(RECORDS SHOWN)

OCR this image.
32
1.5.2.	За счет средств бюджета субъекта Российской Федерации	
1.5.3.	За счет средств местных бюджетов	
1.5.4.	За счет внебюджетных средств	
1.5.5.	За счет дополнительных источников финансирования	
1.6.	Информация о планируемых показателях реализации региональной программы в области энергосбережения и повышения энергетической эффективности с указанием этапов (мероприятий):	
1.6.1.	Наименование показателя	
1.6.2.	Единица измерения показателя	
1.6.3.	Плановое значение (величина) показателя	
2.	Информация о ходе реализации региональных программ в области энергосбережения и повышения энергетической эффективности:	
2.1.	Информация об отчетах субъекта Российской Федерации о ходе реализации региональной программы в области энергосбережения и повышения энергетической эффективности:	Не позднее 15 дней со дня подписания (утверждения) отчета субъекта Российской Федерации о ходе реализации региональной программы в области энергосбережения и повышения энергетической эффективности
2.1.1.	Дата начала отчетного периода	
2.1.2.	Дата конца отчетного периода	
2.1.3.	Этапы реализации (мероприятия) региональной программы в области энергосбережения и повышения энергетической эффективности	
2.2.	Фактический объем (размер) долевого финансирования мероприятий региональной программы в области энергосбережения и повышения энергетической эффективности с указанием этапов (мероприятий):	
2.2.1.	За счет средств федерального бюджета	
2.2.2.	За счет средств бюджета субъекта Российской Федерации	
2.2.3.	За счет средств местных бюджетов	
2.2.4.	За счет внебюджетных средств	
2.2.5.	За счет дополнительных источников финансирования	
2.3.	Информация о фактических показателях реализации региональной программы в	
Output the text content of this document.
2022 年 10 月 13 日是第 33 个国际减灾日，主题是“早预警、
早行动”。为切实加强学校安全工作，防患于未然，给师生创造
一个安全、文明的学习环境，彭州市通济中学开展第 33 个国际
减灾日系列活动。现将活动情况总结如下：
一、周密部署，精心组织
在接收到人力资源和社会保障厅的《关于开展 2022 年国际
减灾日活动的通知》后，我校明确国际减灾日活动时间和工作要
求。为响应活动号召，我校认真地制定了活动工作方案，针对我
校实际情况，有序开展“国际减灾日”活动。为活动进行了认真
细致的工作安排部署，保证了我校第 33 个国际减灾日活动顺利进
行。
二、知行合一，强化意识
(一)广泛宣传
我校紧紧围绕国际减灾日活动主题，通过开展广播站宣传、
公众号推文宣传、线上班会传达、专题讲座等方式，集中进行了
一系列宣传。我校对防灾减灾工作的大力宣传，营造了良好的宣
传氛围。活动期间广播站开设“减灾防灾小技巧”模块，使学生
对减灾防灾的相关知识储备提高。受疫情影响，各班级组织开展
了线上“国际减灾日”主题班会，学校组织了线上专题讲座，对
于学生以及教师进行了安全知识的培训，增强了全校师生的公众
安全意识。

(GIVEN REQUEST)
Print exactly the lines above, starting at the line that contains "Output the text content of this document." and ending with the last line of the records, both included.

(WORKED ANSWER)
Output the text content of this document.
2022 年 10 月 13 日是第 33 个国际减灾日，主题是“早预警、
早行动”。为切实加强学校安全工作，防患于未然，给师生创造
一个安全、文明的学习环境，彭州市通济中学开展第 33 个国际
减灾日系列活动。现将活动情况总结如下：
一、周密部署，精心组织
在接收到人力资源和社会保障厅的《关于开展 2022 年国际
减灾日活动的通知》后，我校明确国际减灾日活动时间和工作要
求。为响应活动号召，我校认真地制定了活动工作方案，针对我
校实际情况，有序开展“国际减灾日”活动。为活动进行了认真
细致的工作安排部署，保证了我校第 33 个国际减灾日活动顺利进
行。
二、知行合一，强化意识
(一)广泛宣传
我校紧紧围绕国际减灾日活动主题，通过开展广播站宣传、
公众号推文宣传、线上班会传达、专题讲座等方式，集中进行了
一系列宣传。我校对防灾减灾工作的大力宣传，营造了良好的宣
传氛围。活动期间广播站开设“减灾防灾小技巧”模块，使学生
对减灾防灾的相关知识储备提高。受疫情影响，各班级组织开展
了线上“国际减灾日”主题班会，学校组织了线上专题讲座，对
于学生以及教师进行了安全知识的培训，增强了全校师生的公众
安全意识。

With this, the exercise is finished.